All entries are to be quoted exactly; the images stay out of the copy.

*** SUPPLIED MATERIAL

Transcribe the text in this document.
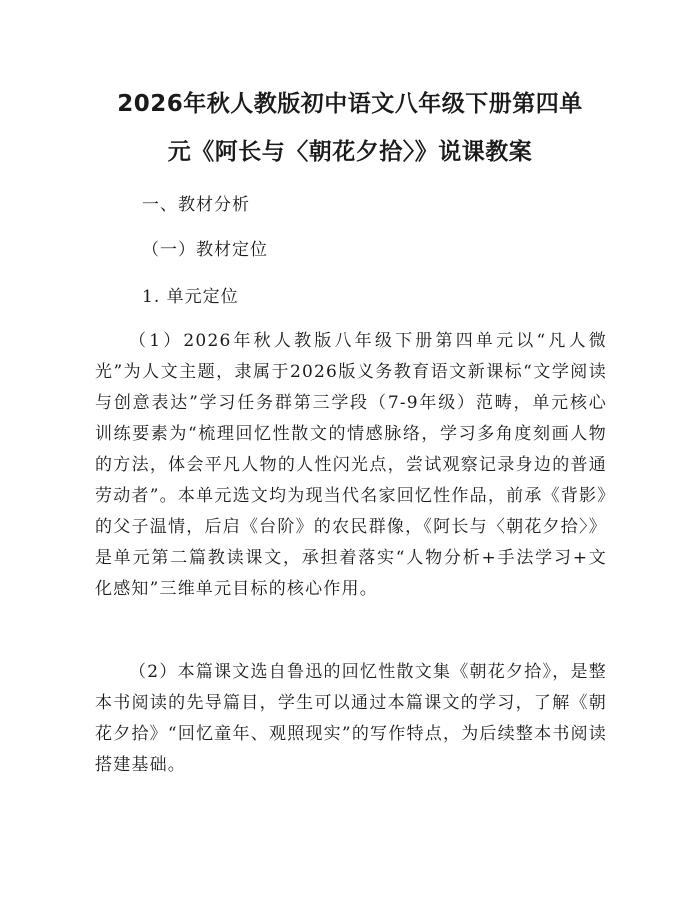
2026年秋人教版初中语文八年级下册第四单
元《阿长与〈朝花夕拾〉》说课教案
一、教材分析
（一）教材定位
1. 单元定位
（1）2026年秋人教版八年级下册第四单元以“凡人微光”为人文主题，隶属于2026版义务教育语文新课标“文学阅读与创意表达”学习任务群第三学段（7-9年级）范畴，单元核心训练要素为“梳理回忆性散文的情感脉络，学习多角度刻画人物的方法，体会平凡人物的人性闪光点，尝试观察记录身边的普通劳动者”。本单元选文均为现当代名家回忆性作品，前承《背影》的父子温情，后启《台阶》的农民群像，《阿长与〈朝花夕拾〉》是单元第二篇教读课文，承担着落实“人物分析+手法学习+文化感知”三维单元目标的核心作用。
（2）本篇课文选自鲁迅的回忆性散文集《朝花夕拾》，是整本书阅读的先导篇目，学生可以通过本篇课文的学习，了解《朝花夕拾》“回忆童年、观照现实”的写作特点，为后续整本书阅读搭建基础。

******

> [WRITTEN RESPONSE]
Transcribe the text in this document.
2026年秋人教版初中语文八年级下册第四单
元《阿长与〈朝花夕拾〉》说课教案
一、教材分析
（一）教材定位
1. 单元定位
（1）2026年秋人教版八年级下册第四单元以“凡人微光”为人文主题，隶属于2026版义务教育语文新课标“文学阅读与创意表达”学习任务群第三学段（7-9年级）范畴，单元核心训练要素为“梳理回忆性散文的情感脉络，学习多角度刻画人物的方法，体会平凡人物的人性闪光点，尝试观察记录身边的普通劳动者”。本单元选文均为现当代名家回忆性作品，前承《背影》的父子温情，后启《台阶》的农民群像，《阿长与〈朝花夕拾〉》是单元第二篇教读课文，承担着落实“人物分析+手法学习+文化感知”三维单元目标的核心作用。
（2）本篇课文选自鲁迅的回忆性散文集《朝花夕拾》，是整本书阅读的先导篇目，学生可以通过本篇课文的学习，了解《朝花夕拾》“回忆童年、观照现实”的写作特点，为后续整本书阅读搭建基础。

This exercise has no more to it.